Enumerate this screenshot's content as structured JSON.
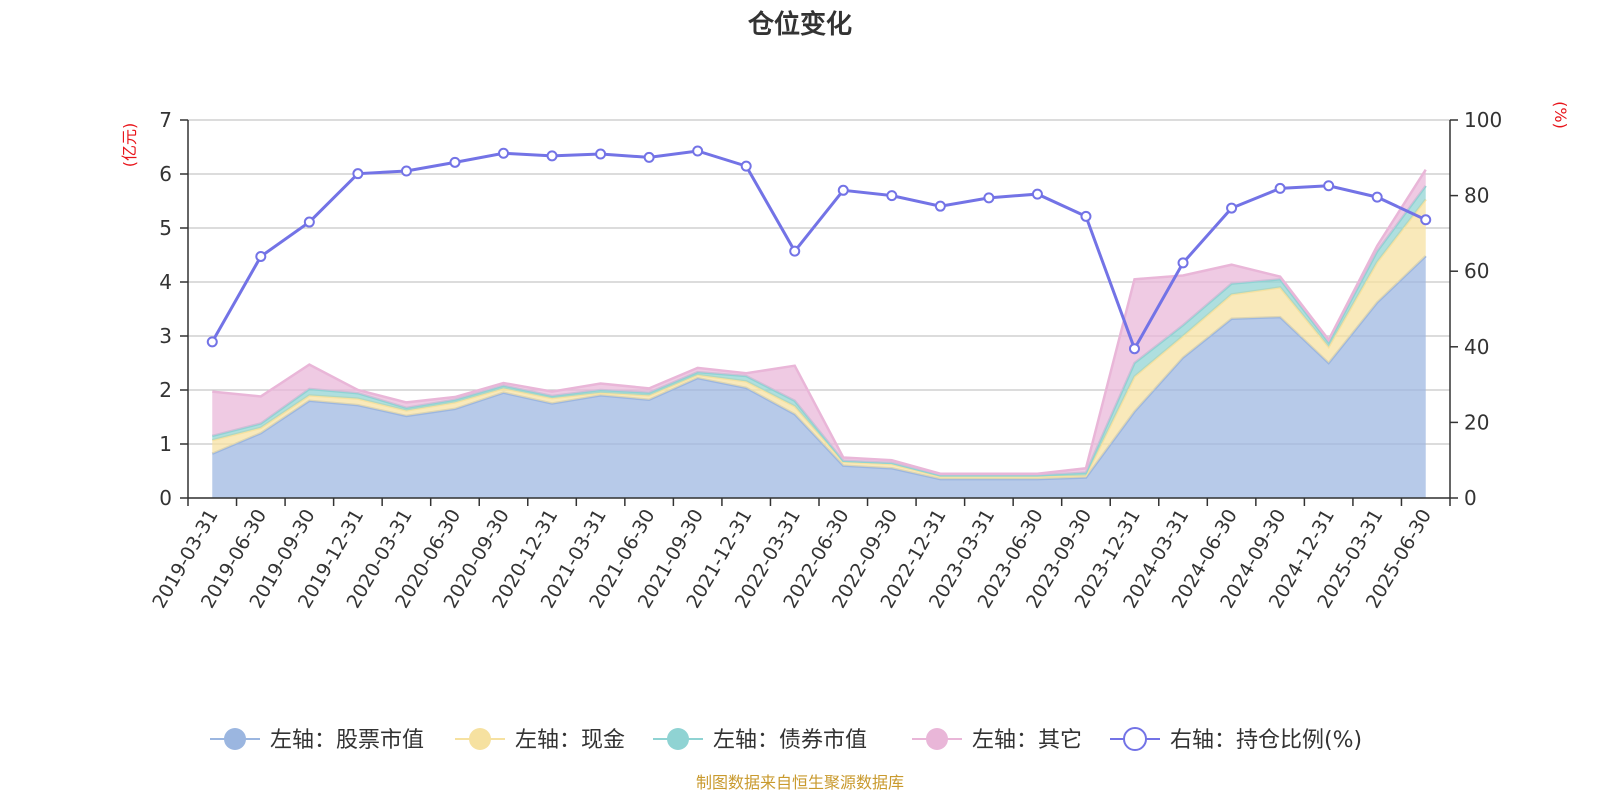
{
  "chart_data": {
    "type": "area",
    "title": "仓位变化",
    "left_axis_unit": "(亿元)",
    "right_axis_unit": "(%)",
    "ylim_left": [
      0,
      7
    ],
    "yticks_left": [
      "0",
      "1",
      "2",
      "3",
      "4",
      "5",
      "6",
      "7"
    ],
    "ylim_right": [
      0,
      100
    ],
    "yticks_right": [
      "0",
      "20",
      "40",
      "60",
      "80",
      "100"
    ],
    "grid": true,
    "legend_position": "bottom",
    "source": "制图数据来自恒生聚源数据库",
    "categories": [
      "2019-03-31",
      "2019-06-30",
      "2019-09-30",
      "2019-12-31",
      "2020-03-31",
      "2020-06-30",
      "2020-09-30",
      "2020-12-31",
      "2021-03-31",
      "2021-06-30",
      "2021-09-30",
      "2021-12-31",
      "2022-03-31",
      "2022-06-30",
      "2022-09-30",
      "2022-12-31",
      "2023-03-31",
      "2023-06-30",
      "2023-09-30",
      "2023-12-31",
      "2024-03-31",
      "2024-06-30",
      "2024-09-30",
      "2024-12-31",
      "2025-03-31",
      "2025-06-30"
    ],
    "series": [
      {
        "name": "左轴：股票市值",
        "axis": "left",
        "stack": true,
        "color": "#9bb6e0",
        "values": [
          0.82,
          1.2,
          1.8,
          1.72,
          1.52,
          1.65,
          1.95,
          1.75,
          1.9,
          1.82,
          2.22,
          2.04,
          1.55,
          0.6,
          0.55,
          0.35,
          0.35,
          0.35,
          0.38,
          1.6,
          2.6,
          3.32,
          3.35,
          2.5,
          3.62,
          4.48
        ]
      },
      {
        "name": "左轴：现金",
        "axis": "left",
        "stack": true,
        "color": "#f6e1a0",
        "values": [
          0.25,
          0.1,
          0.1,
          0.12,
          0.1,
          0.12,
          0.08,
          0.1,
          0.05,
          0.08,
          0.06,
          0.12,
          0.15,
          0.07,
          0.08,
          0.05,
          0.05,
          0.05,
          0.04,
          0.65,
          0.4,
          0.45,
          0.55,
          0.3,
          0.75,
          1.05
        ]
      },
      {
        "name": "左轴：债券市值",
        "axis": "left",
        "stack": true,
        "color": "#8fd3d3",
        "values": [
          0.08,
          0.08,
          0.12,
          0.1,
          0.05,
          0.05,
          0.05,
          0.04,
          0.05,
          0.05,
          0.05,
          0.1,
          0.1,
          0.02,
          0.02,
          0.02,
          0.02,
          0.02,
          0.05,
          0.25,
          0.2,
          0.2,
          0.15,
          0.08,
          0.2,
          0.25
        ]
      },
      {
        "name": "左轴：其它",
        "axis": "left",
        "stack": true,
        "color": "#e9b6d8",
        "values": [
          0.82,
          0.5,
          0.45,
          0.06,
          0.1,
          0.05,
          0.05,
          0.08,
          0.12,
          0.08,
          0.08,
          0.05,
          0.65,
          0.06,
          0.05,
          0.03,
          0.03,
          0.03,
          0.08,
          1.55,
          0.92,
          0.35,
          0.05,
          0.05,
          0.1,
          0.3
        ]
      },
      {
        "name": "右轴：持仓比例(%)",
        "axis": "right",
        "stack": false,
        "color": "#7373e6",
        "values": [
          41.3,
          63.9,
          73.0,
          85.8,
          86.5,
          88.8,
          91.2,
          90.5,
          91.0,
          90.1,
          91.8,
          87.8,
          65.3,
          81.4,
          80.0,
          77.2,
          79.4,
          80.4,
          74.5,
          39.5,
          62.2,
          76.7,
          81.9,
          82.6,
          79.6,
          73.6
        ]
      }
    ]
  }
}
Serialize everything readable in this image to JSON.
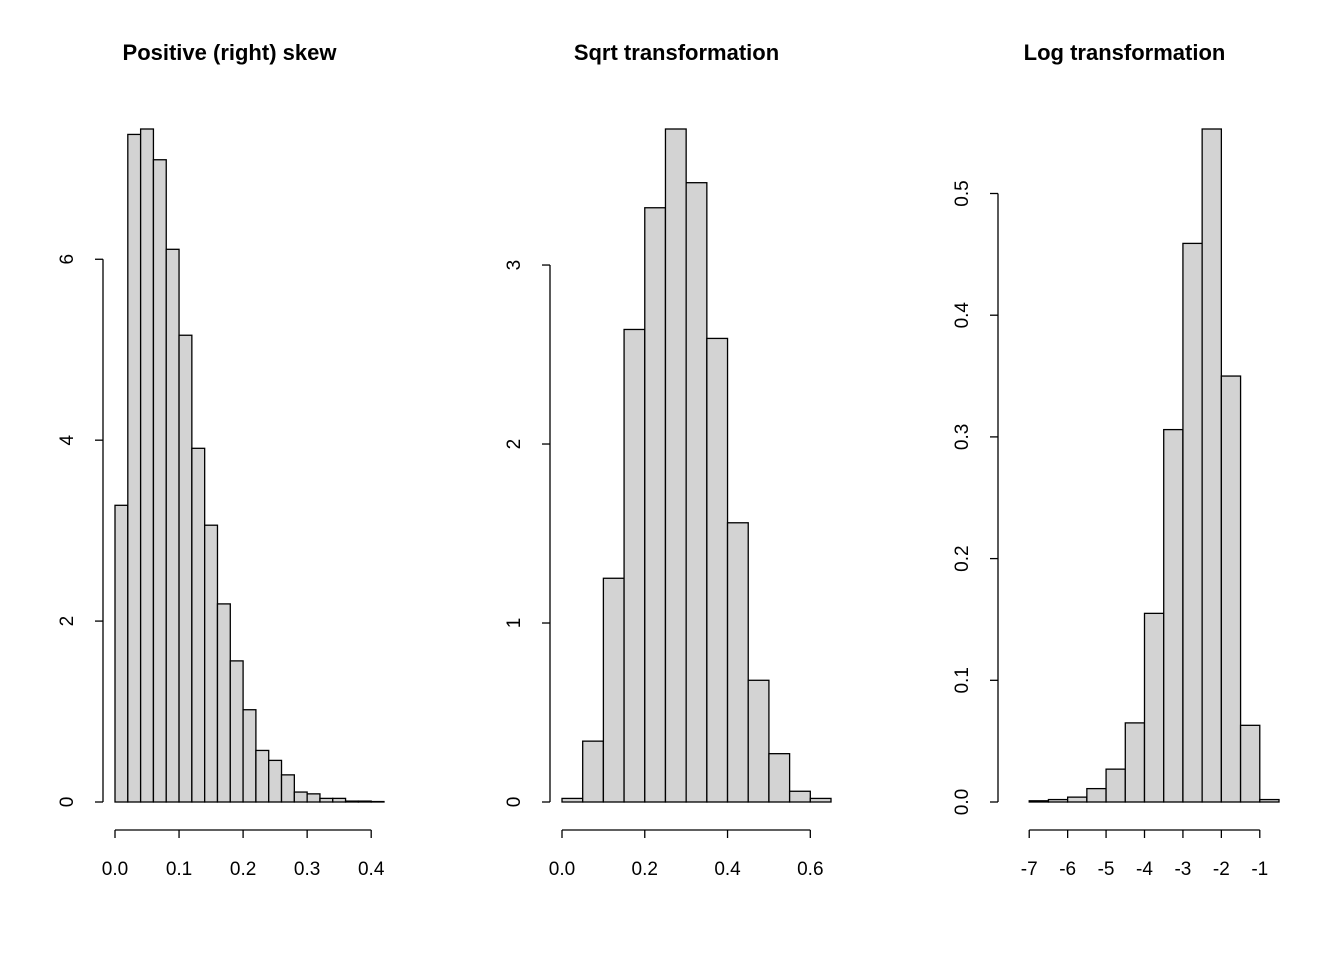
{
  "chart_data": [
    {
      "type": "histogram",
      "title": "Positive (right) skew",
      "bins": [
        0,
        0.02,
        0.04,
        0.06,
        0.08,
        0.1,
        0.12,
        0.14,
        0.16,
        0.18,
        0.2,
        0.22,
        0.24,
        0.26,
        0.28,
        0.3,
        0.32,
        0.34,
        0.36,
        0.38,
        0.4,
        0.42
      ],
      "values": [
        3.28,
        7.38,
        7.44,
        7.1,
        6.11,
        5.16,
        3.91,
        3.06,
        2.19,
        1.56,
        1.02,
        0.57,
        0.46,
        0.3,
        0.11,
        0.09,
        0.04,
        0.04,
        0.01,
        0.01,
        0.005
      ],
      "color": "#d3d3d3",
      "xlim": [
        0,
        0.42
      ],
      "ylim": [
        0,
        7.44
      ],
      "xticks": [
        {
          "value": 0,
          "label": "0.0"
        },
        0.1,
        0.2,
        0.3,
        0.4
      ],
      "yticks": [
        0,
        2,
        4,
        6
      ]
    },
    {
      "type": "histogram",
      "title": "Sqrt transformation",
      "bins": [
        0,
        0.05,
        0.1,
        0.15,
        0.2,
        0.25,
        0.3,
        0.35,
        0.4,
        0.45,
        0.5,
        0.55,
        0.6,
        0.65
      ],
      "values": [
        0.02,
        0.34,
        1.25,
        2.64,
        3.32,
        3.76,
        3.46,
        2.59,
        1.56,
        0.68,
        0.27,
        0.06,
        0.02
      ],
      "color": "#d3d3d3",
      "xlim": [
        0,
        0.65
      ],
      "ylim": [
        0,
        3.76
      ],
      "xticks": [
        {
          "value": 0,
          "label": "0.0"
        },
        0.2,
        0.4,
        0.6
      ],
      "yticks": [
        0,
        1,
        2,
        3
      ]
    },
    {
      "type": "histogram",
      "title": "Log transformation",
      "bins": [
        -7.5,
        -7,
        -6.5,
        -6,
        -5.5,
        -5,
        -4.5,
        -4,
        -3.5,
        -3,
        -2.5,
        -2,
        -1.5,
        -1,
        -0.5
      ],
      "values": [
        0,
        0.001,
        0.002,
        0.004,
        0.011,
        0.027,
        0.065,
        0.155,
        0.306,
        0.459,
        0.553,
        0.35,
        0.063,
        0.002
      ],
      "color": "#d3d3d3",
      "xlim": [
        -7.5,
        -0.5
      ],
      "ylim": [
        0,
        0.553
      ],
      "xticks": [
        -7,
        -6,
        -5,
        -4,
        -3,
        -2,
        -1
      ],
      "yticks": [
        {
          "value": 0,
          "label": "0.0"
        },
        0.1,
        0.2,
        0.3,
        0.4,
        0.5
      ]
    }
  ]
}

────────────────

(Task requirements): Quote the preceding records in their entirety, excluding every picture.

(Answer below):
Enumerate this screenshot's content as structured JSON.
{
  "chart_data": {
    "type": "area",
    "title": "仓位变化",
    "left_axis_unit": "(亿元)",
    "right_axis_unit": "(%)",
    "ylim_left": [
      0,
      7
    ],
    "yticks_left": [
      "0",
      "1",
      "2",
      "3",
      "4",
      "5",
      "6",
      "7"
    ],
    "ylim_right": [
      0,
      100
    ],
    "yticks_right": [
      "0",
      "20",
      "40",
      "60",
      "80",
      "100"
    ],
    "grid": true,
    "legend_position": "bottom",
    "source": "制图数据来自恒生聚源数据库",
    "categories": [
      "2019-03-31",
      "2019-06-30",
      "2019-09-30",
      "2019-12-31",
      "2020-03-31",
      "2020-06-30",
      "2020-09-30",
      "2020-12-31",
      "2021-03-31",
      "2021-06-30",
      "2021-09-30",
      "2021-12-31",
      "2022-03-31",
      "2022-06-30",
      "2022-09-30",
      "2022-12-31",
      "2023-03-31",
      "2023-06-30",
      "2023-09-30",
      "2023-12-31",
      "2024-03-31",
      "2024-06-30",
      "2024-09-30",
      "2024-12-31",
      "2025-03-31",
      "2025-06-30"
    ],
    "series": [
      {
        "name": "左轴：股票市值",
        "axis": "left",
        "stack": true,
        "color": "#9bb6e0",
        "values": [
          0.82,
          1.2,
          1.8,
          1.72,
          1.52,
          1.65,
          1.95,
          1.75,
          1.9,
          1.82,
          2.22,
          2.04,
          1.55,
          0.6,
          0.55,
          0.35,
          0.35,
          0.35,
          0.38,
          1.6,
          2.6,
          3.32,
          3.35,
          2.5,
          3.62,
          4.48
        ]
      },
      {
        "name": "左轴：现金",
        "axis": "left",
        "stack": true,
        "color": "#f6e1a0",
        "values": [
          0.25,
          0.1,
          0.1,
          0.12,
          0.1,
          0.12,
          0.08,
          0.1,
          0.05,
          0.08,
          0.06,
          0.12,
          0.15,
          0.07,
          0.08,
          0.05,
          0.05,
          0.05,
          0.04,
          0.65,
          0.4,
          0.45,
          0.55,
          0.3,
          0.75,
          1.05
        ]
      },
      {
        "name": "左轴：债券市值",
        "axis": "left",
        "stack": true,
        "color": "#8fd3d3",
        "values": [
          0.08,
          0.08,
          0.12,
          0.1,
          0.05,
          0.05,
          0.05,
          0.04,
          0.05,
          0.05,
          0.05,
          0.1,
          0.1,
          0.02,
          0.02,
          0.02,
          0.02,
          0.02,
          0.05,
          0.25,
          0.2,
          0.2,
          0.15,
          0.08,
          0.2,
          0.25
        ]
      },
      {
        "name": "左轴：其它",
        "axis": "left",
        "stack": true,
        "color": "#e9b6d8",
        "values": [
          0.82,
          0.5,
          0.45,
          0.06,
          0.1,
          0.05,
          0.05,
          0.08,
          0.12,
          0.08,
          0.08,
          0.05,
          0.65,
          0.06,
          0.05,
          0.03,
          0.03,
          0.03,
          0.08,
          1.55,
          0.92,
          0.35,
          0.05,
          0.05,
          0.1,
          0.3
        ]
      },
      {
        "name": "右轴：持仓比例(%)",
        "axis": "right",
        "stack": false,
        "color": "#7373e6",
        "values": [
          41.3,
          63.9,
          73.0,
          85.8,
          86.5,
          88.8,
          91.2,
          90.5,
          91.0,
          90.1,
          91.8,
          87.8,
          65.3,
          81.4,
          80.0,
          77.2,
          79.4,
          80.4,
          74.5,
          39.5,
          62.2,
          76.7,
          81.9,
          82.6,
          79.6,
          73.6
        ]
      }
    ]
  }
}
Serialize everything readable in this image to JSON.
{
  "chart_data": [
    {
      "type": "histogram",
      "title": "Positive (right) skew",
      "bins": [
        0,
        0.02,
        0.04,
        0.06,
        0.08,
        0.1,
        0.12,
        0.14,
        0.16,
        0.18,
        0.2,
        0.22,
        0.24,
        0.26,
        0.28,
        0.3,
        0.32,
        0.34,
        0.36,
        0.38,
        0.4,
        0.42
      ],
      "values": [
        3.28,
        7.38,
        7.44,
        7.1,
        6.11,
        5.16,
        3.91,
        3.06,
        2.19,
        1.56,
        1.02,
        0.57,
        0.46,
        0.3,
        0.11,
        0.09,
        0.04,
        0.04,
        0.01,
        0.01,
        0.005
      ],
      "color": "#d3d3d3",
      "xlim": [
        0,
        0.42
      ],
      "ylim": [
        0,
        7.44
      ],
      "xticks": [
        {
          "value": 0,
          "label": "0.0"
        },
        0.1,
        0.2,
        0.3,
        0.4
      ],
      "yticks": [
        0,
        2,
        4,
        6
      ]
    },
    {
      "type": "histogram",
      "title": "Sqrt transformation",
      "bins": [
        0,
        0.05,
        0.1,
        0.15,
        0.2,
        0.25,
        0.3,
        0.35,
        0.4,
        0.45,
        0.5,
        0.55,
        0.6,
        0.65
      ],
      "values": [
        0.02,
        0.34,
        1.25,
        2.64,
        3.32,
        3.76,
        3.46,
        2.59,
        1.56,
        0.68,
        0.27,
        0.06,
        0.02
      ],
      "color": "#d3d3d3",
      "xlim": [
        0,
        0.65
      ],
      "ylim": [
        0,
        3.76
      ],
      "xticks": [
        {
          "value": 0,
          "label": "0.0"
        },
        0.2,
        0.4,
        0.6
      ],
      "yticks": [
        0,
        1,
        2,
        3
      ]
    },
    {
      "type": "histogram",
      "title": "Log transformation",
      "bins": [
        -7.5,
        -7,
        -6.5,
        -6,
        -5.5,
        -5,
        -4.5,
        -4,
        -3.5,
        -3,
        -2.5,
        -2,
        -1.5,
        -1,
        -0.5
      ],
      "values": [
        0,
        0.001,
        0.002,
        0.004,
        0.011,
        0.027,
        0.065,
        0.155,
        0.306,
        0.459,
        0.553,
        0.35,
        0.063,
        0.002
      ],
      "color": "#d3d3d3",
      "xlim": [
        -7.5,
        -0.5
      ],
      "ylim": [
        0,
        0.553
      ],
      "xticks": [
        -7,
        -6,
        -5,
        -4,
        -3,
        -2,
        -1
      ],
      "yticks": [
        {
          "value": 0,
          "label": "0.0"
        },
        0.1,
        0.2,
        0.3,
        0.4,
        0.5
      ]
    }
  ]
}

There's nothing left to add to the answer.